** start Selected extract **
And turns out that add_many is lying!
It doesn't process the hashes in the Rust extension,
but just loops and call add_hash for each hash in the list.
That's not going to be any faster than what we were doing in _signatures.
Time to fix add_many!
Oxidizing add_many
The idea is to change this loop in add_many:
for hash in hashes:
    self._methodcall(lib.kmerminhash_add_hash, hash)
with a call to a Rust extension function:
self._methodcall(lib.kmerminhash_add_many, list(hashes), len(hashes))
self._methodcall is a convenience method defined in RustObject
which translates a method-like call into a function call,
since our C layer only has functions.
This is the C prototype for this function:
void kmerminhash_add_many(
    KmerMinHash *ptr,
    const uint64_t *hashes_ptr,
    uintptr_t insize
  );
You can almost read it as a Python method declaration,
where KmerMinHash *ptr means the same as the self in Python methods.
The other two arguments are a common idiom when passing pointers to data in C,
with insize being how many elements we have in the list.
5.
CFFI is very good at converting Python lists into pointers of a specific type,
as long as the type is of a primitive type
(uint64_t in our case, since each hash is a 64-bit unsigned integer number).
And the Rust code with the implementation of the function:
ffi_fn! {
unsafe fn kmerminhash_add_many(
    ptr: *mut KmerMinHash,
    hashes_ptr: *const u64,
    insize: usize,
  ) -> Result<()> {
    let mh = {
        assert!(!ptr.is_null());
        &mut *ptr
    };
    let hashes = {
        assert!(!hashes_ptr.is_null());
        slice::from_raw_parts(hashes_ptr as *mut u64, insize)
    };
    for hash in hashes {
      mh.add_hash(*hash);
    }
    Ok(())
}
}
Let's break what's happening here into smaller pieces. Starting with the function signature:
ffi_fn! {
unsafe fn kmerminhash_add_many(
    ptr: *mut KmerMinHash,
    hashes_ptr: *const u64,
    insize: usize,
  ) -> Result<()>
The weird ffi_fn! {} syntax around the function is a macro in Rust:
it changes the final generated code to convert the return value (Result<()>) into something that is valid C code (in this case, void).
What happens if there is an error, then?
** end Selected extract **
What is asked
Extend the write-up on moving add_many into the Rust extension, beginning after its closing question about what happens on an error. The records are separate material and have nothing to do with the text on rewriting add_many in Rust.
** start Material provided **
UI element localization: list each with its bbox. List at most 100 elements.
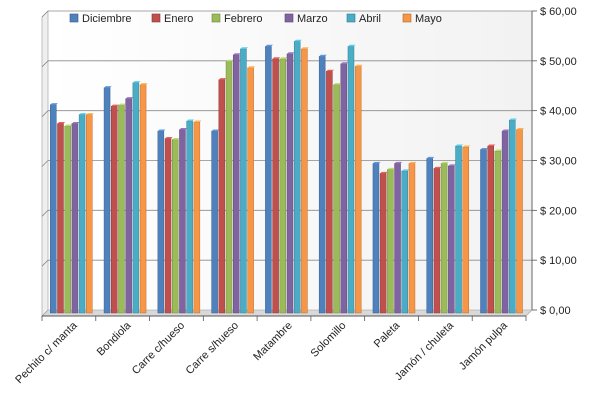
bar-marzo <box>448 165 455 314</box>
bar-top-mayo <box>86 113 94 115</box>
gridline-side <box>41 210 49 217</box>
bar-top-mayo <box>462 145 471 148</box>
bar-top-diciembre <box>372 161 381 164</box>
bar-top-marzo <box>340 62 349 64</box>
bar-marzo <box>501 130 509 314</box>
bar-top-enero <box>218 78 227 80</box>
bar-top-abril <box>240 47 249 49</box>
legend-swatch-abril <box>346 13 356 23</box>
x-tick-label: Carre s/hueso <box>184 320 241 377</box>
bar-enero <box>218 79 226 314</box>
bar-marzo <box>286 53 294 314</box>
bar-marzo <box>179 129 186 314</box>
legend-label-abril: Abril <box>359 13 381 25</box>
bar-top-marzo <box>233 53 241 55</box>
bar-mayo <box>86 114 93 314</box>
bar-enero <box>326 71 333 314</box>
bar-top-enero <box>165 136 173 139</box>
bar-enero <box>433 168 441 314</box>
bar-top-marzo <box>448 164 456 166</box>
bar-top-febrero <box>226 59 234 62</box>
x-tick-label: Solomillo <box>309 320 349 360</box>
gridline-side <box>41 160 49 167</box>
bar-top-marzo <box>179 128 188 130</box>
bar-mayo <box>462 146 469 314</box>
bar-abril <box>132 82 140 314</box>
bar-top-mayo <box>193 120 202 123</box>
bar-diciembre <box>372 163 380 314</box>
bar-mayo <box>139 84 147 314</box>
x-tick-label: Jamón / chuleta <box>393 319 457 383</box>
bar-top-abril <box>132 81 141 83</box>
bar-top-marzo <box>394 161 403 164</box>
bars <box>50 39 525 314</box>
bar-abril <box>240 48 247 314</box>
bar-diciembre <box>265 46 272 314</box>
legend-swatch-febrero <box>211 13 221 23</box>
bar-top-enero <box>326 69 334 72</box>
bar-enero <box>111 105 118 314</box>
bar-febrero <box>225 61 233 314</box>
bar-top-abril <box>401 169 410 171</box>
bar-febrero <box>440 163 448 314</box>
bar-top-enero <box>111 104 119 107</box>
bar-mayo <box>408 163 416 314</box>
bar-top-abril <box>455 144 464 147</box>
bar-enero <box>487 145 494 314</box>
bar-mayo <box>354 66 362 314</box>
bar-febrero <box>279 58 287 314</box>
bar-diciembre <box>426 158 433 314</box>
bar-top-diciembre <box>211 129 220 132</box>
legend-label-marzo: Marzo <box>297 13 328 25</box>
bar-abril <box>186 120 193 314</box>
bar-top-febrero <box>118 103 127 106</box>
bar-top-enero <box>487 144 496 147</box>
bar-febrero <box>494 150 502 314</box>
y-tick-label: $ 10,00 <box>540 255 577 267</box>
bar-top-mayo <box>408 161 417 164</box>
bar-top-enero <box>57 122 66 124</box>
bar-top-diciembre <box>265 44 273 47</box>
bar-enero <box>57 123 64 314</box>
bar-abril <box>78 114 86 314</box>
bar-enero <box>272 58 279 314</box>
gridline-side <box>41 259 49 267</box>
x-tick-label: Bondiola <box>95 319 134 358</box>
bar-top-marzo <box>71 122 80 124</box>
bar-marzo <box>394 163 401 314</box>
bar-abril <box>509 119 516 314</box>
bar-enero <box>164 138 172 314</box>
bar-top-febrero <box>494 149 503 152</box>
gridline-side <box>41 60 49 68</box>
x-tick-label: Matambre <box>251 320 295 364</box>
legend-label-enero: Enero <box>164 13 193 25</box>
bar-top-diciembre <box>319 54 327 57</box>
bar-marzo <box>71 123 79 314</box>
legend-label-febrero: Febrero <box>224 13 263 25</box>
y-tick-label: $ 50,00 <box>540 56 577 68</box>
bar-top-abril <box>79 113 87 115</box>
y-tick-label: $ 40,00 <box>540 106 577 118</box>
legend-swatch-diciembre <box>69 13 79 23</box>
bar-febrero <box>387 169 394 314</box>
bar-top-marzo <box>125 97 134 99</box>
x-tick-label: Paleta <box>372 319 403 350</box>
bar-mayo <box>516 129 523 314</box>
y-axis-ticks: $ 0,00 $ 10,00 $ 20,00 $ 30,00 $ 40,00 $ 50,0… <box>532 6 577 317</box>
y-tick-label: $ 30,00 <box>540 156 577 168</box>
bar-abril <box>347 46 355 314</box>
x-tick-label: Jamón pulpa <box>457 319 511 373</box>
bar-top-febrero <box>441 161 449 164</box>
bar-top-mayo <box>301 47 309 49</box>
bar-top-marzo <box>287 52 295 54</box>
bar-top-marzo <box>502 129 510 132</box>
bar-top-enero <box>272 57 281 59</box>
bar-top-diciembre <box>50 103 58 105</box>
bar-marzo <box>125 98 132 314</box>
bar-diciembre <box>211 130 218 314</box>
bar-enero <box>379 173 387 314</box>
bar-top-febrero <box>172 137 180 140</box>
bar-febrero <box>171 139 179 314</box>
** end Material provided **
Output of the task
The Rust extension has code for passing back an error code and message to Python,
as well as capturing panics (when things go horrible bad and the program can't recover)
in a way that Python can then deal with (raising exceptions and cleaning up).
It also sets the #[no_mangle] attribute in the function,
meaning that the final name of the function will follow C semantics (instead of Rust semantics),
and can be called more easily from C and other languages.
This ffi_fn! macro comes from symbolic,
a big influence on the design of the Python/Rust bridge in sourmash.
unsafe is the keyword in Rust to disable some checks in the code to allow
potentially dangerous things (like dereferencing a pointer),
and it is required to interact with C code.
unsafe doesn't mean that the code is always unsafe to use:
it's up to whoever is calling this to verify that valid data is being passed and invariants are being preserved.
If we remove the ffi_fn! macro and the unsafe keyword,
we have
fn kmerminhash_add_many(
    ptr: *mut KmerMinHash,
    hashes_ptr: *const u64,
    insize: usize
  );
At this point we can pretty much map between Rust and the C function prototype:
void kmerminhash_add_many(
    KmerMinHash *ptr,
    const uint64_t *hashes_ptr,
    uintptr_t insize
  );
Some interesting points:
- We use fnto declare a function in Rust.
- The type of an argument comes after the name of the argument in Rust,
  while it's the other way around in C.
  Same for the return type (it is omitted in the Rust function, which means it
  is -> (), equivalent to avoidreturn type in C).
- In Rust everything is immutable by default, so we need to say that we want
  a mutable pointer to a KmerMinHashitem:*mut KmerMinHash). In C everything is mutable by default.
- u64in Rust ->- uint64_tin C
- usizein Rust ->- uintptr_tin C
Let's check the implementation of the function now.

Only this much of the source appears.